[START]
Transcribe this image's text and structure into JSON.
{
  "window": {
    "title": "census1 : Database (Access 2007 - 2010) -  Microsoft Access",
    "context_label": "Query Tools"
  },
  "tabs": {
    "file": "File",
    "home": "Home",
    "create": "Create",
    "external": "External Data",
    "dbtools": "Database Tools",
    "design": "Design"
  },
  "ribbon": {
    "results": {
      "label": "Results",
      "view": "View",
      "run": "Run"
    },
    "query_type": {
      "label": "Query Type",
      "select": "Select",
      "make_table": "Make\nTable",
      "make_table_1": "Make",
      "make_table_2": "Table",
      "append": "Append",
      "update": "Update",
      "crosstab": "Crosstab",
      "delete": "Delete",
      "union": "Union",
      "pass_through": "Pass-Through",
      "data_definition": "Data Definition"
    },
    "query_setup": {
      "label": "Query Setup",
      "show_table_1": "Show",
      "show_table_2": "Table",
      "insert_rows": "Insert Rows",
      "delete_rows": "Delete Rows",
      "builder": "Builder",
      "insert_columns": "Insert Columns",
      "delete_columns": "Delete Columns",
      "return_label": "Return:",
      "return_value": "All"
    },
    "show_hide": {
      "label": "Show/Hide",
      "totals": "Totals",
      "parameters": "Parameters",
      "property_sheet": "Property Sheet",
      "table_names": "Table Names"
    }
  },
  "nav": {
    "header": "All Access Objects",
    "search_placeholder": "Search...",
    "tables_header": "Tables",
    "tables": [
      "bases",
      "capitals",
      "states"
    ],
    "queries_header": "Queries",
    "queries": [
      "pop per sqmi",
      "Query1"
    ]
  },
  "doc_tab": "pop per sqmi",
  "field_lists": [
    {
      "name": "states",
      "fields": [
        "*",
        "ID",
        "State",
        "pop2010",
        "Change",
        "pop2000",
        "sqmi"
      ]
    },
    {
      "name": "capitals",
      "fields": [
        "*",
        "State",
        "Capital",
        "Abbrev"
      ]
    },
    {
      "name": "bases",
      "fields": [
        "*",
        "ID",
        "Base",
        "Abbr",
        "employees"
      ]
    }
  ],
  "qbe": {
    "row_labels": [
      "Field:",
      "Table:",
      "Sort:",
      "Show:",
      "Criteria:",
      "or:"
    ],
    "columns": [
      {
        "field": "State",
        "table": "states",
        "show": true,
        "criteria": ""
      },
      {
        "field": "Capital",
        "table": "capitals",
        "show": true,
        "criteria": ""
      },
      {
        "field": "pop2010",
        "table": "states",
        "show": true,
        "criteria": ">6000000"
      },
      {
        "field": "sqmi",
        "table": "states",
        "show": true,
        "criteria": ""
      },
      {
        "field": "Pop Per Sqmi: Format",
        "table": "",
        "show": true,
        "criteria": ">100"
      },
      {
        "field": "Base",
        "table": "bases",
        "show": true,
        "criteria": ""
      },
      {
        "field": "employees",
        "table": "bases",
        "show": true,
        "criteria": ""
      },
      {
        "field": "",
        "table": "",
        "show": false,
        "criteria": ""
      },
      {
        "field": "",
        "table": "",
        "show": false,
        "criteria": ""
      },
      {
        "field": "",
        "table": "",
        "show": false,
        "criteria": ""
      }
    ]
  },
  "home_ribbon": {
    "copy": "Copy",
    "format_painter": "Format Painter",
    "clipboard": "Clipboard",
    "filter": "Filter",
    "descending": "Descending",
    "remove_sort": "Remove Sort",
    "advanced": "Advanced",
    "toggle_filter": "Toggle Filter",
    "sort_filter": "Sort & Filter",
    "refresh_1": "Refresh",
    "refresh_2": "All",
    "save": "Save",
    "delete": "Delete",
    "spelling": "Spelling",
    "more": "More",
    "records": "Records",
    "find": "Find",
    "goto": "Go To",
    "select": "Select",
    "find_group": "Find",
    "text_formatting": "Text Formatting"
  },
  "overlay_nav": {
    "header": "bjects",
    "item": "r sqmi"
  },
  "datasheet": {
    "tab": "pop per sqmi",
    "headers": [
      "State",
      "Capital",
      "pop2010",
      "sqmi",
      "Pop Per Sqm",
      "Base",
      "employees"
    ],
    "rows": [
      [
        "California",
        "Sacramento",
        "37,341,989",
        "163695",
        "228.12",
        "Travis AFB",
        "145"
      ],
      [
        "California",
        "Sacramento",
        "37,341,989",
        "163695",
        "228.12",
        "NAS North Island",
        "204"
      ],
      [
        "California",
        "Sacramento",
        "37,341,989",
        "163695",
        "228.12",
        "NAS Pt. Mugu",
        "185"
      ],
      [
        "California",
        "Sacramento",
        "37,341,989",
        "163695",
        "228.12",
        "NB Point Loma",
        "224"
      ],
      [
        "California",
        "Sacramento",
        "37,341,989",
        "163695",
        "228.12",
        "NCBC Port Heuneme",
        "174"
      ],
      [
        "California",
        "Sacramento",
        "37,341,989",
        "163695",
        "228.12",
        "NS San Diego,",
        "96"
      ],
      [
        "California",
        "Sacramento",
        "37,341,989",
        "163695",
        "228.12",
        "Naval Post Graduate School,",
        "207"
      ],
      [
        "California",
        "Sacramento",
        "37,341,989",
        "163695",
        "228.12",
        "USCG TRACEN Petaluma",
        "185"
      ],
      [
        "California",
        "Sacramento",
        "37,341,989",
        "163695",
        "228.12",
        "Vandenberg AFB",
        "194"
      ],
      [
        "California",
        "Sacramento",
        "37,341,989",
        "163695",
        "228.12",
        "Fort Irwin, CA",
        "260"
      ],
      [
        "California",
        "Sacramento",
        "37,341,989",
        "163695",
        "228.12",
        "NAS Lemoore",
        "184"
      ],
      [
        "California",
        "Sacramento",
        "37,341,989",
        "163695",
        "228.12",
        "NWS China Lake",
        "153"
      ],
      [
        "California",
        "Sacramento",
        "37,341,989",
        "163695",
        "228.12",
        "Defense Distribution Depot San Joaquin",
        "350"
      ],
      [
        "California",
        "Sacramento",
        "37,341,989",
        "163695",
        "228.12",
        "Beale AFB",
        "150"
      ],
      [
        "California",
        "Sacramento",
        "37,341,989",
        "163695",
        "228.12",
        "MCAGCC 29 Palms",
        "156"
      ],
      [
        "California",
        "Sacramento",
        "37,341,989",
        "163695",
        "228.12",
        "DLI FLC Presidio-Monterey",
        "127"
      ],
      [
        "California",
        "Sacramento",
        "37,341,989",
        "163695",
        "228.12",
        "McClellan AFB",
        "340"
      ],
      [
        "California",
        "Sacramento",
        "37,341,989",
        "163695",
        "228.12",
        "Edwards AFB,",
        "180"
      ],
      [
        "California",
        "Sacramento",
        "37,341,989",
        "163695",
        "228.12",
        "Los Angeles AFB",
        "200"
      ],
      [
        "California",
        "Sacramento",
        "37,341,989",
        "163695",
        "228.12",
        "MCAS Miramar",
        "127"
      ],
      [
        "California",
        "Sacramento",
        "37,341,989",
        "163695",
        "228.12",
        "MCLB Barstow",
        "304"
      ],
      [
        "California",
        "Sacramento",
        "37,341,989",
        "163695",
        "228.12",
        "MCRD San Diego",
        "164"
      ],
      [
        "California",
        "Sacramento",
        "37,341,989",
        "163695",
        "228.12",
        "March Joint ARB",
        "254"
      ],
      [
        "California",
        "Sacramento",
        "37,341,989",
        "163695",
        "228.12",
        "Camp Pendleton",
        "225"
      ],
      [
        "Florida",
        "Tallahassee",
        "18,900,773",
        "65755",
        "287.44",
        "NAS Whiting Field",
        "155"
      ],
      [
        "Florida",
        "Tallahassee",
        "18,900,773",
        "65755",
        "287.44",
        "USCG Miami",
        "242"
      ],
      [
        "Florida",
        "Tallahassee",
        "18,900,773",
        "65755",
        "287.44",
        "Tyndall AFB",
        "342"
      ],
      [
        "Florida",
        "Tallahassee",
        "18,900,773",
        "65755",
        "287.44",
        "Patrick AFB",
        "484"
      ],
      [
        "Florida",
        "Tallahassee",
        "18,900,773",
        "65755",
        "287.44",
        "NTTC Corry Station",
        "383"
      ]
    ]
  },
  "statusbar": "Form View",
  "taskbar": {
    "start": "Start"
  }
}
[END]
» **The problem**: Extract each line holding the word "bases" from the records.

» **Finished exercise**:
      "bases",
      "name": "bases",
        "table": "bases",
        "table": "bases",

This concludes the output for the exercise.